• 課題の指示
英国の電子パスポートを扱った本文の続きを、最後の文の後から書いてください。

英国の新しいパスポートは、個人情報や生態認証データを搭載したRFIDチップ
が安全な形で組み込まれているはずだった。パスポートは、「高度な暗号化テ
クニック」で保護されているものの、若干技術に詳しいくらいの普通の人がチッ
プからデータを抽出し、それらをコンピュータで閲覧することが可能だった。
データにアクセスするには、パスポート番号、所有者の生年月日、使用期限な
どの情報が必要である。これらの情報はマシンで読み取れる形式で、パスポー
トのページに掲載されている。なんと、このパスポートの仕様詳細(アクセス
キーの構成情報など)が、Webサイトに公表されていたのだ。しかも、チップ
内の情報は暗号化されていない。チップと読み取り機の間の通信は暗号化され
ているが、その読み取り機自体は、250ポンド(475ドル相当)もしくはそれ以下
の価格で購入できる。
http://www.guardian.co.uk/idcards/story/0,,1950226,00.html

【編集者メモ】(Honan)
英国や他のEU諸国のパスポートも、リモートで読み取り可能なため、問題がこ
じれてきている。これらのパスポートには、米国パスポートにあるような遮へ
い機能はない。米国パスポートは、中を開かない限り、情報は読み取れないよ
うになっている。詳しくはこちらをご覧あれ;
http://www.theregister.co.uk/2006/10/23/smart_chips_for_smart_crooks/.
この電子パスポートの惨事は、「一部の組織(米国政府や他国の政府など)が
粗悪な必須要件を設定したことによって、真のセキュリティが損なわれた」こ
とを露呈した事例である。
【ゲスト編集者メモ】(Swa Frantzen)
ここにどのような大問題があるのか、私にはいまいちわからない。パスポート
番号や使用期限は、パスポートの中に掲載されている。そして、マシンによる
読み取り形式は、基本的にOCRであり、それ以上の機能は何もない。RFIDチッ
プも然り。中のデータが欲しいとしても、パスポート所持者が自身のパスポー
トを読み取る側の人間に渡さないとならない。だとしたら、誰がそれを読み取っ
ているのか、パスポート所持者にはわかるはず。あなたの写真も、読み取る人
が確認できるように、パスポートの中に掲載されている。私に言わせれば、こ
れは、大衆の恐怖を無駄に煽っているだけだ。

• 記録データ
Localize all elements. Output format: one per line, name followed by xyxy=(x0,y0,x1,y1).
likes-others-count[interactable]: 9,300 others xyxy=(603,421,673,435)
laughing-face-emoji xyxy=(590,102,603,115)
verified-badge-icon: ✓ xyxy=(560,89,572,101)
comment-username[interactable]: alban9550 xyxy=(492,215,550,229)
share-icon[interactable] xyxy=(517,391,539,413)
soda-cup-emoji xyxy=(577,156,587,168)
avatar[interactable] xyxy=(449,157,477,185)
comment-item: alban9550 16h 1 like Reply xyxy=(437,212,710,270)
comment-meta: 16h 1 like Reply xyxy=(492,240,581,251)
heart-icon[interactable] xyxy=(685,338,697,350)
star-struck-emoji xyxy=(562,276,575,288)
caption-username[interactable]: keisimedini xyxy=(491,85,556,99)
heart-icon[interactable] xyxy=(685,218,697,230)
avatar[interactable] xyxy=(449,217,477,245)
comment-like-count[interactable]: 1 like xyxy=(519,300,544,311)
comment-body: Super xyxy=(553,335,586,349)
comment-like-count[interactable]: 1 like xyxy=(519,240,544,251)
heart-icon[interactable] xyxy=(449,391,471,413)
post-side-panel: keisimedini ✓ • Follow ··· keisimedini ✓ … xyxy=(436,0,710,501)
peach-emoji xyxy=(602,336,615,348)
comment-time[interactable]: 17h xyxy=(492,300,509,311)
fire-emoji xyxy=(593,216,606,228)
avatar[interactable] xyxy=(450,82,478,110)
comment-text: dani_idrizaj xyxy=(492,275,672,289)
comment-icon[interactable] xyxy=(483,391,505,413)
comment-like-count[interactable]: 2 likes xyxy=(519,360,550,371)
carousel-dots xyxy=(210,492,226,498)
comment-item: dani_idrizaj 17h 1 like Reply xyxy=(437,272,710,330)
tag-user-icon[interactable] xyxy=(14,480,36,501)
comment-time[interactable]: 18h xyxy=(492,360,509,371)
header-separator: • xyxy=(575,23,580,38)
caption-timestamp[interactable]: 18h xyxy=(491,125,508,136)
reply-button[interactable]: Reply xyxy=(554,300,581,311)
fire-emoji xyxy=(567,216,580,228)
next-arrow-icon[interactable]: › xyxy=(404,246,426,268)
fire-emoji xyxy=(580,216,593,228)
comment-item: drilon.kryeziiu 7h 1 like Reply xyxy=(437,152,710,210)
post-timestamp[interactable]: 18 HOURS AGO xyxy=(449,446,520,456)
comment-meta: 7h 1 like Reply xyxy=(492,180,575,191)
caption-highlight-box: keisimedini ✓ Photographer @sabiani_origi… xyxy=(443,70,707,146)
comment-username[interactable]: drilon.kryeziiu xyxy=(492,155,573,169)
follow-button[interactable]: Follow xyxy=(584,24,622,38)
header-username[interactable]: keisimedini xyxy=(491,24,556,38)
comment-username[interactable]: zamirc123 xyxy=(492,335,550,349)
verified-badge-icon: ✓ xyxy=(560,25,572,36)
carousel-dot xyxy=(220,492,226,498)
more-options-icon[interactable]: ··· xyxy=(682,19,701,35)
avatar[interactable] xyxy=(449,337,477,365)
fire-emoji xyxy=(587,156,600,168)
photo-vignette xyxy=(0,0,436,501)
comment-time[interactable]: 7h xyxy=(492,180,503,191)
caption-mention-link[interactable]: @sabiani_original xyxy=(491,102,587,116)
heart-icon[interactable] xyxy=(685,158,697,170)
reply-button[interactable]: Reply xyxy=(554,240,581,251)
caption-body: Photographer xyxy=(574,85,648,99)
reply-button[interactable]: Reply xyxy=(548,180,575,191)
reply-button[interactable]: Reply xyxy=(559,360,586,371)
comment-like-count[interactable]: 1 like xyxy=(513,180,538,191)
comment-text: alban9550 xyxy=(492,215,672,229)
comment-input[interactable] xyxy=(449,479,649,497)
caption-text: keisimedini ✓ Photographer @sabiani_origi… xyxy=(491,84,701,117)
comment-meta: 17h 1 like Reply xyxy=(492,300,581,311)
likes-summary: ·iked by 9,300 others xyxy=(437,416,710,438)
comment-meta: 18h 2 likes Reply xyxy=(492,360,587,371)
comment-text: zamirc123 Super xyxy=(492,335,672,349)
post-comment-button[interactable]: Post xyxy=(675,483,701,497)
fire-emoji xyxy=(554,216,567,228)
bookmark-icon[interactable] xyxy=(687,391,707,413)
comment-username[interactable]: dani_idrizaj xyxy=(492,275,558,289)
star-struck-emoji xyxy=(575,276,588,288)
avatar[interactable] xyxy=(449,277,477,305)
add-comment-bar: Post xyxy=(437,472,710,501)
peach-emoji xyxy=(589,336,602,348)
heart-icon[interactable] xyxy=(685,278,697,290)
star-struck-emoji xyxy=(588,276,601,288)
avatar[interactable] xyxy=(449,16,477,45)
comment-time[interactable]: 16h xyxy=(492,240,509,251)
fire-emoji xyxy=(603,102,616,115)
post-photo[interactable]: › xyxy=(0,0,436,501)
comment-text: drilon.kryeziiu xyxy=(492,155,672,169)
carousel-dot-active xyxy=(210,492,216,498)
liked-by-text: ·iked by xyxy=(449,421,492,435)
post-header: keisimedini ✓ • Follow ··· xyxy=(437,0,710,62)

• 課題への解答
────────────────

◆EUのプロジェクト 相互依存的かつ重大なインフラシステムの情報セキュリティの懸念に対処
(2006.11.20)

700万ユーロ (898万ドル相当)が投じられた「EUの情報ベースのインフラシス
テムの総合リスク抑制(IRRIIS: Integrated Risk Reduction of
Information-based Infrastructure Systems)」プロジェクトは、大規模で重
要かつ複雑なインフラ(LCCI:large critical complex infrastructures)にお
ける情報セキュリティの脅威に対処することを目的としたプロジェクトだ。
IRRIISは、あらゆるLCCIにおける情報セキュリティの脅威を、相互依存性の観
点から検討していく。さまざまな分野の情報セキュリティ専門家らが協力して、
このプロジェクトを推進している。IRRIISでは、情報通信技術をもとに、EUの
重要な情報インフラの信頼性、存続性、復元力の強化を図るようだ。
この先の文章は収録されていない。